* _Written request_:
Copy all records verbatim.

[Source data]

################

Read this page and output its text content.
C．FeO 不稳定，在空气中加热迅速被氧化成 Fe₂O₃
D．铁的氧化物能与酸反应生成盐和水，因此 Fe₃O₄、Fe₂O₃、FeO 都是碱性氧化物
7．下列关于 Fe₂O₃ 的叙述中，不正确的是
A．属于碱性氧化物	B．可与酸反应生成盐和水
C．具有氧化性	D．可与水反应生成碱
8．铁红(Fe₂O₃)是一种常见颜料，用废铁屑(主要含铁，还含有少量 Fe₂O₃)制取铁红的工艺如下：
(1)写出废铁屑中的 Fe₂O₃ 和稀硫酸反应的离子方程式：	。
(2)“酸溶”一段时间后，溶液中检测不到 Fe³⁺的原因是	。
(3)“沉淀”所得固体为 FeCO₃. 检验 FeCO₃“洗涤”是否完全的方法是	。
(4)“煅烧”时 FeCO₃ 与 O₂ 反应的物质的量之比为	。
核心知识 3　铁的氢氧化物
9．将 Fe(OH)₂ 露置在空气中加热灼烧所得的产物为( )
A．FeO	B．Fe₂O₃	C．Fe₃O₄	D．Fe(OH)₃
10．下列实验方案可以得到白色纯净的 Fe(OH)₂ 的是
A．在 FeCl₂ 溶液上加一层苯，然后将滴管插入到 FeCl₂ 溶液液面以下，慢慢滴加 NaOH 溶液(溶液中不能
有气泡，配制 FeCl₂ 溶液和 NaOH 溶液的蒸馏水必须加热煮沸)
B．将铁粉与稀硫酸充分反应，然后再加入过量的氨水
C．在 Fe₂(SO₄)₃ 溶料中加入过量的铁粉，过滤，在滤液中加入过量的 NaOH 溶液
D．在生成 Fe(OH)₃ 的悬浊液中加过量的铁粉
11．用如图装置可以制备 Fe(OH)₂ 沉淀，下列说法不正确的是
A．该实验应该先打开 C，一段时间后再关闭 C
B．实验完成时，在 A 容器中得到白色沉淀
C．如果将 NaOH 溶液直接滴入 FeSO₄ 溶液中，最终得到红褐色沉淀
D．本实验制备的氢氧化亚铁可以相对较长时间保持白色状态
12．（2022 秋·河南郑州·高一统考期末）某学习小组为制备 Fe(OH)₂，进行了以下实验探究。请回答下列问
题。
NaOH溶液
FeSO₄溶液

################

* _Answer below_:
Read this page and output its text content.
C．FeO 不稳定，在空气中加热迅速被氧化成 Fe₂O₃
D．铁的氧化物能与酸反应生成盐和水，因此 Fe₃O₄、Fe₂O₃、FeO 都是碱性氧化物
7．下列关于 Fe₂O₃ 的叙述中，不正确的是
A．属于碱性氧化物	B．可与酸反应生成盐和水
C．具有氧化性	D．可与水反应生成碱
8．铁红(Fe₂O₃)是一种常见颜料，用废铁屑(主要含铁，还含有少量 Fe₂O₃)制取铁红的工艺如下：
(1)写出废铁屑中的 Fe₂O₃ 和稀硫酸反应的离子方程式：	。
(2)“酸溶”一段时间后，溶液中检测不到 Fe³⁺的原因是	。
(3)“沉淀”所得固体为 FeCO₃. 检验 FeCO₃“洗涤”是否完全的方法是	。
(4)“煅烧”时 FeCO₃ 与 O₂ 反应的物质的量之比为	。
核心知识 3　铁的氢氧化物
9．将 Fe(OH)₂ 露置在空气中加热灼烧所得的产物为( )
A．FeO	B．Fe₂O₃	C．Fe₃O₄	D．Fe(OH)₃
10．下列实验方案可以得到白色纯净的 Fe(OH)₂ 的是
A．在 FeCl₂ 溶液上加一层苯，然后将滴管插入到 FeCl₂ 溶液液面以下，慢慢滴加 NaOH 溶液(溶液中不能
有气泡，配制 FeCl₂ 溶液和 NaOH 溶液的蒸馏水必须加热煮沸)
B．将铁粉与稀硫酸充分反应，然后再加入过量的氨水
C．在 Fe₂(SO₄)₃ 溶料中加入过量的铁粉，过滤，在滤液中加入过量的 NaOH 溶液
D．在生成 Fe(OH)₃ 的悬浊液中加过量的铁粉
11．用如图装置可以制备 Fe(OH)₂ 沉淀，下列说法不正确的是
A．该实验应该先打开 C，一段时间后再关闭 C
B．实验完成时，在 A 容器中得到白色沉淀
C．如果将 NaOH 溶液直接滴入 FeSO₄ 溶液中，最终得到红褐色沉淀
D．本实验制备的氢氧化亚铁可以相对较长时间保持白色状态
12．（2022 秋·河南郑州·高一统考期末）某学习小组为制备 Fe(OH)₂，进行了以下实验探究。请回答下列问
题。
NaOH溶液
FeSO₄溶液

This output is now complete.